Records shown:
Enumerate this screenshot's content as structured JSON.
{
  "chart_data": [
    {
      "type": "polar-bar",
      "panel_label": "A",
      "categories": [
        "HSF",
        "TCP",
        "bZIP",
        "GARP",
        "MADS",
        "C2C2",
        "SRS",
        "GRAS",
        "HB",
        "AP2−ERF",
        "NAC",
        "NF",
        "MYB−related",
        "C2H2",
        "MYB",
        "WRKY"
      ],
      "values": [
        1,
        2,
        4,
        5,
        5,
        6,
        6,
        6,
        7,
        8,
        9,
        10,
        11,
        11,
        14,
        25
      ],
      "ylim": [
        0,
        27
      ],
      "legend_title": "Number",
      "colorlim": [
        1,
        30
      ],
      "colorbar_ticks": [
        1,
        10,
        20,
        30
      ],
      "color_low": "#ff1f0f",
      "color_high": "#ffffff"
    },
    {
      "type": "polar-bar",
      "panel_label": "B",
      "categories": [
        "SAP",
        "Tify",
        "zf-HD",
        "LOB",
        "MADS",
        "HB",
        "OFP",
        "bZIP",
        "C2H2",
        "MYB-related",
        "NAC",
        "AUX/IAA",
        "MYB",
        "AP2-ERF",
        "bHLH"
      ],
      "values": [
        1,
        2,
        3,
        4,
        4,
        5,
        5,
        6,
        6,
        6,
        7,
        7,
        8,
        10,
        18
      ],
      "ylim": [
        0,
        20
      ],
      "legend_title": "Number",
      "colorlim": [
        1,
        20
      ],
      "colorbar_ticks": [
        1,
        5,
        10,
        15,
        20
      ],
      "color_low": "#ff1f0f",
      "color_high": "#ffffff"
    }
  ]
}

Stated problem: From the listing above, extract every line exactly as it stands.

Written reply:
Enumerate this screenshot's content as structured JSON.
{
  "chart_data": [
    {
      "type": "polar-bar",
      "panel_label": "A",
      "categories": [
        "HSF",
        "TCP",
        "bZIP",
        "GARP",
        "MADS",
        "C2C2",
        "SRS",
        "GRAS",
        "HB",
        "AP2−ERF",
        "NAC",
        "NF",
        "MYB−related",
        "C2H2",
        "MYB",
        "WRKY"
      ],
      "values": [
        1,
        2,
        4,
        5,
        5,
        6,
        6,
        6,
        7,
        8,
        9,
        10,
        11,
        11,
        14,
        25
      ],
      "ylim": [
        0,
        27
      ],
      "legend_title": "Number",
      "colorlim": [
        1,
        30
      ],
      "colorbar_ticks": [
        1,
        10,
        20,
        30
      ],
      "color_low": "#ff1f0f",
      "color_high": "#ffffff"
    },
    {
      "type": "polar-bar",
      "panel_label": "B",
      "categories": [
        "SAP",
        "Tify",
        "zf-HD",
        "LOB",
        "MADS",
        "HB",
        "OFP",
        "bZIP",
        "C2H2",
        "MYB-related",
        "NAC",
        "AUX/IAA",
        "MYB",
        "AP2-ERF",
        "bHLH"
      ],
      "values": [
        1,
        2,
        3,
        4,
        4,
        5,
        5,
        6,
        6,
        6,
        7,
        7,
        8,
        10,
        18
      ],
      "ylim": [
        0,
        20
      ],
      "legend_title": "Number",
      "colorlim": [
        1,
        20
      ],
      "colorbar_ticks": [
        1,
        5,
        10,
        15,
        20
      ],
      "color_low": "#ff1f0f",
      "color_high": "#ffffff"
    }
  ]
}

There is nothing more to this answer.